◆ **EXERCISE DIRECTIONS**
Reproduce every line of the items below without any change, but leave the pictures out.

— BEGIN DATASET CONTENT —

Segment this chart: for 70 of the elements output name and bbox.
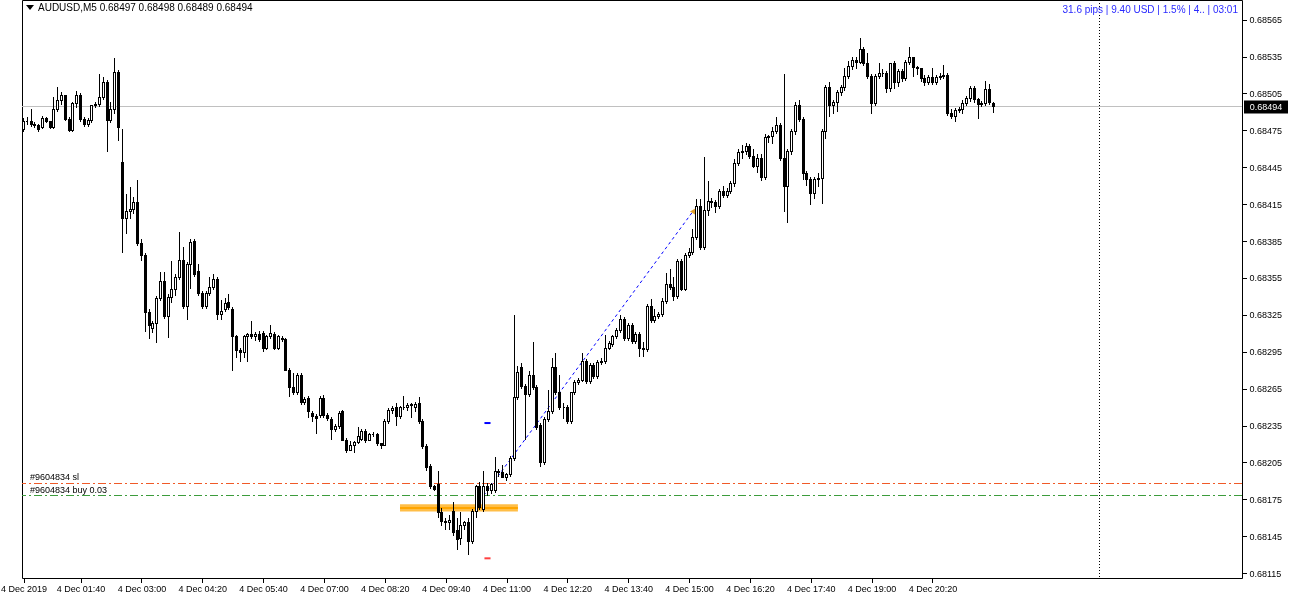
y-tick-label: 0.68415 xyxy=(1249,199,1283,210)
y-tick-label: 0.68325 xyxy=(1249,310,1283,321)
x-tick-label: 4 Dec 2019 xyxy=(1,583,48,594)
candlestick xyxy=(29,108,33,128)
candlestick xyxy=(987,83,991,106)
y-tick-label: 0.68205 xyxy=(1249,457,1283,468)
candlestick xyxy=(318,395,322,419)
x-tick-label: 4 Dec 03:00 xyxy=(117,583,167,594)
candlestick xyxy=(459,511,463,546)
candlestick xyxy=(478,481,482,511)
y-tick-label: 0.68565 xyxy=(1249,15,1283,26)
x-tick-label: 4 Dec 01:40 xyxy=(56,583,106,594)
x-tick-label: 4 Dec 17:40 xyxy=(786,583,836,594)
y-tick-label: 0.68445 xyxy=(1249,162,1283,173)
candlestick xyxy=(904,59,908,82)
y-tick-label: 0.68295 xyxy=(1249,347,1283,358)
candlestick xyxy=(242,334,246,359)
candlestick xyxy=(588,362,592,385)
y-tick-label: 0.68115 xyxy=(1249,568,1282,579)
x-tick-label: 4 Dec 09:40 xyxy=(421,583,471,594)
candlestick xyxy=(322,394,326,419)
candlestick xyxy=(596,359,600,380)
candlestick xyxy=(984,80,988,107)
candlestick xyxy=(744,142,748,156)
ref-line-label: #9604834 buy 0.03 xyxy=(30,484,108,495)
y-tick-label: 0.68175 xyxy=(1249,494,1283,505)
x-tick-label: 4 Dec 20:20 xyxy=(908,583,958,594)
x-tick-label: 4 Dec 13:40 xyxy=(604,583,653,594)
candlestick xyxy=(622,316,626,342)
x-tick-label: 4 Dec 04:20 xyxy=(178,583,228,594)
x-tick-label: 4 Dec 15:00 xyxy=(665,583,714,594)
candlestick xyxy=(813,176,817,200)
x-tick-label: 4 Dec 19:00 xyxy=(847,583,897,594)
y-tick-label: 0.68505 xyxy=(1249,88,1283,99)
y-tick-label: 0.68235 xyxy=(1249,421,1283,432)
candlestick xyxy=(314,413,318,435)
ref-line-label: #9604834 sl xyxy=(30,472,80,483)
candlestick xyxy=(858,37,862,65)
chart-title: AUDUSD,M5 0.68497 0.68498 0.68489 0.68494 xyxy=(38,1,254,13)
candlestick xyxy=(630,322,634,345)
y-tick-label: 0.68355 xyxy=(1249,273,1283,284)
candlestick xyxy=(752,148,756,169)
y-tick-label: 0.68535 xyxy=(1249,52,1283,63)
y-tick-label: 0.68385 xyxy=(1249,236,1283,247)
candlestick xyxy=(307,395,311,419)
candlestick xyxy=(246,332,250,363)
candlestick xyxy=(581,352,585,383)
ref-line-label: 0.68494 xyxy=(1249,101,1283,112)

— END DATASET CONTENT —

◆ **RESULT FOR THIS EXERCISE**
Segment this chart: for 70 of the elements output name and bbox.
y-tick-label: 0.68415 xyxy=(1249,199,1283,210)
y-tick-label: 0.68325 xyxy=(1249,310,1283,321)
x-tick-label: 4 Dec 2019 xyxy=(1,583,48,594)
candlestick xyxy=(29,108,33,128)
candlestick xyxy=(987,83,991,106)
y-tick-label: 0.68205 xyxy=(1249,457,1283,468)
candlestick xyxy=(318,395,322,419)
x-tick-label: 4 Dec 03:00 xyxy=(117,583,167,594)
candlestick xyxy=(459,511,463,546)
candlestick xyxy=(478,481,482,511)
y-tick-label: 0.68565 xyxy=(1249,15,1283,26)
x-tick-label: 4 Dec 01:40 xyxy=(56,583,106,594)
x-tick-label: 4 Dec 17:40 xyxy=(786,583,836,594)
y-tick-label: 0.68445 xyxy=(1249,162,1283,173)
candlestick xyxy=(904,59,908,82)
y-tick-label: 0.68295 xyxy=(1249,347,1283,358)
candlestick xyxy=(242,334,246,359)
candlestick xyxy=(588,362,592,385)
y-tick-label: 0.68115 xyxy=(1249,568,1282,579)
x-tick-label: 4 Dec 09:40 xyxy=(421,583,471,594)
candlestick xyxy=(322,394,326,419)
candlestick xyxy=(596,359,600,380)
candlestick xyxy=(984,80,988,107)
candlestick xyxy=(744,142,748,156)
ref-line-label: #9604834 buy 0.03 xyxy=(30,484,108,495)
y-tick-label: 0.68175 xyxy=(1249,494,1283,505)
x-tick-label: 4 Dec 20:20 xyxy=(908,583,958,594)
x-tick-label: 4 Dec 13:40 xyxy=(604,583,653,594)
candlestick xyxy=(622,316,626,342)
x-tick-label: 4 Dec 04:20 xyxy=(178,583,228,594)
x-tick-label: 4 Dec 15:00 xyxy=(665,583,714,594)
candlestick xyxy=(813,176,817,200)
x-tick-label: 4 Dec 19:00 xyxy=(847,583,897,594)
y-tick-label: 0.68505 xyxy=(1249,88,1283,99)
y-tick-label: 0.68235 xyxy=(1249,421,1283,432)
candlestick xyxy=(314,413,318,435)
ref-line-label: #9604834 sl xyxy=(30,472,80,483)
candlestick xyxy=(858,37,862,65)
chart-title: AUDUSD,M5 0.68497 0.68498 0.68489 0.68494 xyxy=(38,1,254,13)
candlestick xyxy=(630,322,634,345)
y-tick-label: 0.68355 xyxy=(1249,273,1283,284)
candlestick xyxy=(752,148,756,169)
y-tick-label: 0.68535 xyxy=(1249,52,1283,63)
y-tick-label: 0.68385 xyxy=(1249,236,1283,247)
candlestick xyxy=(307,395,311,419)
candlestick xyxy=(246,332,250,363)
candlestick xyxy=(581,352,585,383)
ref-line-label: 0.68494 xyxy=(1249,101,1283,112)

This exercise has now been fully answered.